## Task
Below are records to transcribe exactly, without their pictures.
------ Entries shown ------
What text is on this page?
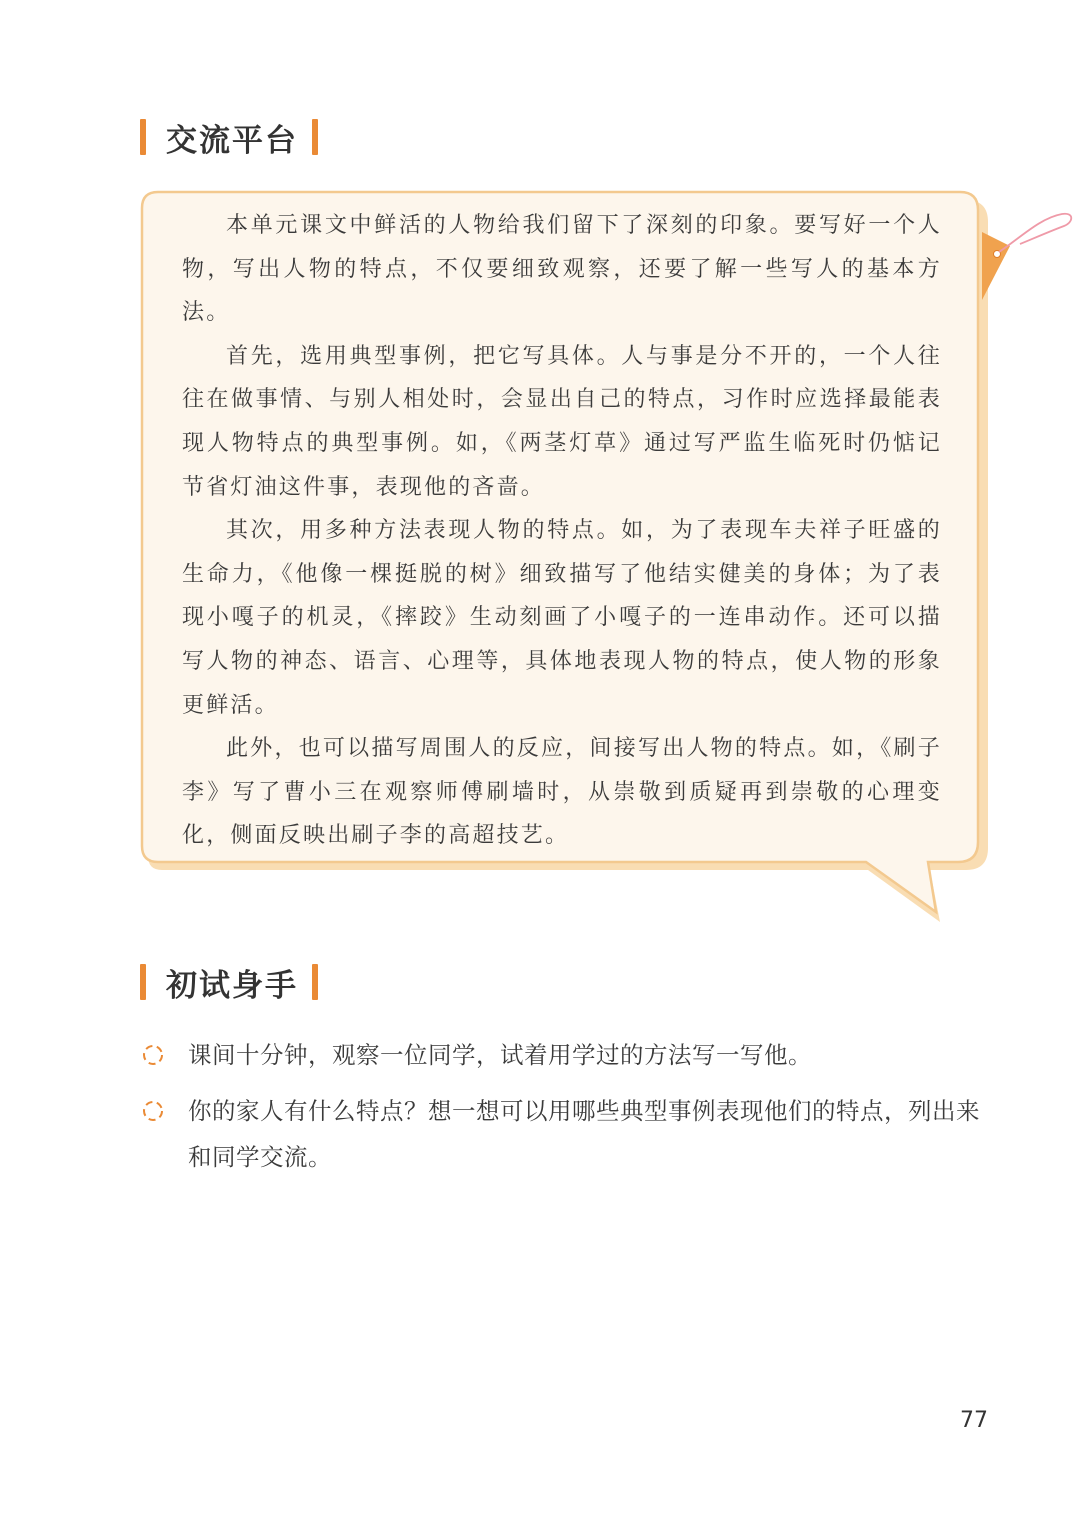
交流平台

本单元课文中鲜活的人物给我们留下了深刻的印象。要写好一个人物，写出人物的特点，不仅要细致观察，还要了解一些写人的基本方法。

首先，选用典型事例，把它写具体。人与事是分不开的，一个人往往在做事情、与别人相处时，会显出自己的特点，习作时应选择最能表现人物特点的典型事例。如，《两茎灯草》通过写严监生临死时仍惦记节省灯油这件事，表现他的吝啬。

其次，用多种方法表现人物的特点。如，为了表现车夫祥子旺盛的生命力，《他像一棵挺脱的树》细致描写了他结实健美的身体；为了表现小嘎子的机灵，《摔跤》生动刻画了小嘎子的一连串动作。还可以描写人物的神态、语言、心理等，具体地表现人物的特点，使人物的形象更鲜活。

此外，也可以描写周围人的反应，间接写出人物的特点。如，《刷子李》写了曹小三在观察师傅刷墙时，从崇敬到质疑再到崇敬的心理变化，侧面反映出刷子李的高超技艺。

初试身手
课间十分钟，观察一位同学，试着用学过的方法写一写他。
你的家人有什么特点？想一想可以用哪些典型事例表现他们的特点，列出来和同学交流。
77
------
## Written reply
What text is on this page?
交流平台

本单元课文中鲜活的人物给我们留下了深刻的印象。要写好一个人物，写出人物的特点，不仅要细致观察，还要了解一些写人的基本方法。

首先，选用典型事例，把它写具体。人与事是分不开的，一个人往往在做事情、与别人相处时，会显出自己的特点，习作时应选择最能表现人物特点的典型事例。如，《两茎灯草》通过写严监生临死时仍惦记节省灯油这件事，表现他的吝啬。

其次，用多种方法表现人物的特点。如，为了表现车夫祥子旺盛的生命力，《他像一棵挺脱的树》细致描写了他结实健美的身体；为了表现小嘎子的机灵，《摔跤》生动刻画了小嘎子的一连串动作。还可以描写人物的神态、语言、心理等，具体地表现人物的特点，使人物的形象更鲜活。

此外，也可以描写周围人的反应，间接写出人物的特点。如，《刷子李》写了曹小三在观察师傅刷墙时，从崇敬到质疑再到崇敬的心理变化，侧面反映出刷子李的高超技艺。

初试身手
课间十分钟，观察一位同学，试着用学过的方法写一写他。
你的家人有什么特点？想一想可以用哪些典型事例表现他们的特点，列出来和同学交流。
77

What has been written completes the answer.